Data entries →
****************

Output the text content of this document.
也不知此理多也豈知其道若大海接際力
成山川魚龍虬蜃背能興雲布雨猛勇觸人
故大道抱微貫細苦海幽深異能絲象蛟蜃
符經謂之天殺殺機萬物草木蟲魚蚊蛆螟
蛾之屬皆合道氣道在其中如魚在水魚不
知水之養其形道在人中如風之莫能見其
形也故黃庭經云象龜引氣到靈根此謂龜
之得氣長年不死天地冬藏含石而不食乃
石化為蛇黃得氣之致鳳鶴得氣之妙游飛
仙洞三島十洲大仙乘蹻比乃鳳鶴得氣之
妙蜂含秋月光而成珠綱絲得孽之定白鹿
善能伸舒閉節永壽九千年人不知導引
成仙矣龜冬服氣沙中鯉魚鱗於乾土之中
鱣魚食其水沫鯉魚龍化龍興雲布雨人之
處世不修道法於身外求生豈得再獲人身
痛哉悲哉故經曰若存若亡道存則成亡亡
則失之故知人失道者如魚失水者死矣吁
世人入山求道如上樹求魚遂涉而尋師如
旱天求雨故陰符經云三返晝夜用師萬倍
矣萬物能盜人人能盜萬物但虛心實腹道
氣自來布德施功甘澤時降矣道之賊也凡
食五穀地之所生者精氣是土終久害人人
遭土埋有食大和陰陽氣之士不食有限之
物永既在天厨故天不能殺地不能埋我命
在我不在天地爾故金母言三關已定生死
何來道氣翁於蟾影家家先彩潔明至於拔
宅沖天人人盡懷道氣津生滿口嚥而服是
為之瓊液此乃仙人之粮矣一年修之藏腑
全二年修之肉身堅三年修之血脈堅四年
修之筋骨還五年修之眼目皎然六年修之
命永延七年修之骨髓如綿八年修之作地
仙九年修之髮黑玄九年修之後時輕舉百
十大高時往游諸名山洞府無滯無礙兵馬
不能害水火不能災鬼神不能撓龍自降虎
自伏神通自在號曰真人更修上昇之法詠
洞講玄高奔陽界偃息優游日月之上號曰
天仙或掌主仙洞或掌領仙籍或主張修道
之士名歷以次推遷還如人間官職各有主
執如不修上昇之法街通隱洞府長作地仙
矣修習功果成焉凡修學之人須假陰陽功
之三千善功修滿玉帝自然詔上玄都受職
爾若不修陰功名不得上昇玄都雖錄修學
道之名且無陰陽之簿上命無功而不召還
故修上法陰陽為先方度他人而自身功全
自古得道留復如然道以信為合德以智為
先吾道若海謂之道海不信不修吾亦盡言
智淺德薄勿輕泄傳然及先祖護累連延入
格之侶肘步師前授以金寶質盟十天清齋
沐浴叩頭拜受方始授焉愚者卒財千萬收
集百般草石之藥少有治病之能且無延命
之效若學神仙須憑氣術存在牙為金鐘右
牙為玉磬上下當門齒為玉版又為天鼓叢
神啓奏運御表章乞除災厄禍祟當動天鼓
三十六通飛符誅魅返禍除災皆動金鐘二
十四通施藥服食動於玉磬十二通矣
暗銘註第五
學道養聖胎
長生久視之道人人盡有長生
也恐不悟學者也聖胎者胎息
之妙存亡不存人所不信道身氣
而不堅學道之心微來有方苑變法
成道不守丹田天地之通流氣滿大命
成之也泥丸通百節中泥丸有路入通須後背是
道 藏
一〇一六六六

****************

Repeat the data above exactly.

Output the text content of this document.
也不知此理多也豈知其道若大海接際力
成山川魚龍虬蜃背能興雲布雨猛勇觸人
故大道抱微貫細苦海幽深異能絲象蛟蜃
符經謂之天殺殺機萬物草木蟲魚蚊蛆螟
蛾之屬皆合道氣道在其中如魚在水魚不
知水之養其形道在人中如風之莫能見其
形也故黃庭經云象龜引氣到靈根此謂龜
之得氣長年不死天地冬藏含石而不食乃
石化為蛇黃得氣之致鳳鶴得氣之妙游飛
仙洞三島十洲大仙乘蹻比乃鳳鶴得氣之
妙蜂含秋月光而成珠綱絲得孽之定白鹿
善能伸舒閉節永壽九千年人不知導引
成仙矣龜冬服氣沙中鯉魚鱗於乾土之中
鱣魚食其水沫鯉魚龍化龍興雲布雨人之
處世不修道法於身外求生豈得再獲人身
痛哉悲哉故經曰若存若亡道存則成亡亡
則失之故知人失道者如魚失水者死矣吁
世人入山求道如上樹求魚遂涉而尋師如
旱天求雨故陰符經云三返晝夜用師萬倍
矣萬物能盜人人能盜萬物但虛心實腹道
氣自來布德施功甘澤時降矣道之賊也凡
食五穀地之所生者精氣是土終久害人人
遭土埋有食大和陰陽氣之士不食有限之
物永既在天厨故天不能殺地不能埋我命
在我不在天地爾故金母言三關已定生死
何來道氣翁於蟾影家家先彩潔明至於拔
宅沖天人人盡懷道氣津生滿口嚥而服是
為之瓊液此乃仙人之粮矣一年修之藏腑
全二年修之肉身堅三年修之血脈堅四年
修之筋骨還五年修之眼目皎然六年修之
命永延七年修之骨髓如綿八年修之作地
仙九年修之髮黑玄九年修之後時輕舉百
十大高時往游諸名山洞府無滯無礙兵馬
不能害水火不能災鬼神不能撓龍自降虎
自伏神通自在號曰真人更修上昇之法詠
洞講玄高奔陽界偃息優游日月之上號曰
天仙或掌主仙洞或掌領仙籍或主張修道
之士名歷以次推遷還如人間官職各有主
執如不修上昇之法街通隱洞府長作地仙
矣修習功果成焉凡修學之人須假陰陽功
之三千善功修滿玉帝自然詔上玄都受職
爾若不修陰功名不得上昇玄都雖錄修學
道之名且無陰陽之簿上命無功而不召還
故修上法陰陽為先方度他人而自身功全
自古得道留復如然道以信為合德以智為
先吾道若海謂之道海不信不修吾亦盡言
智淺德薄勿輕泄傳然及先祖護累連延入
格之侶肘步師前授以金寶質盟十天清齋
沐浴叩頭拜受方始授焉愚者卒財千萬收
集百般草石之藥少有治病之能且無延命
之效若學神仙須憑氣術存在牙為金鐘右
牙為玉磬上下當門齒為玉版又為天鼓叢
神啓奏運御表章乞除災厄禍祟當動天鼓
三十六通飛符誅魅返禍除災皆動金鐘二
十四通施藥服食動於玉磬十二通矣
暗銘註第五
學道養聖胎
長生久視之道人人盡有長生
也恐不悟學者也聖胎者胎息
之妙存亡不存人所不信道身氣
而不堅學道之心微來有方苑變法
成道不守丹田天地之通流氣滿大命
成之也泥丸通百節中泥丸有路入通須後背是
道 藏
一〇一六六六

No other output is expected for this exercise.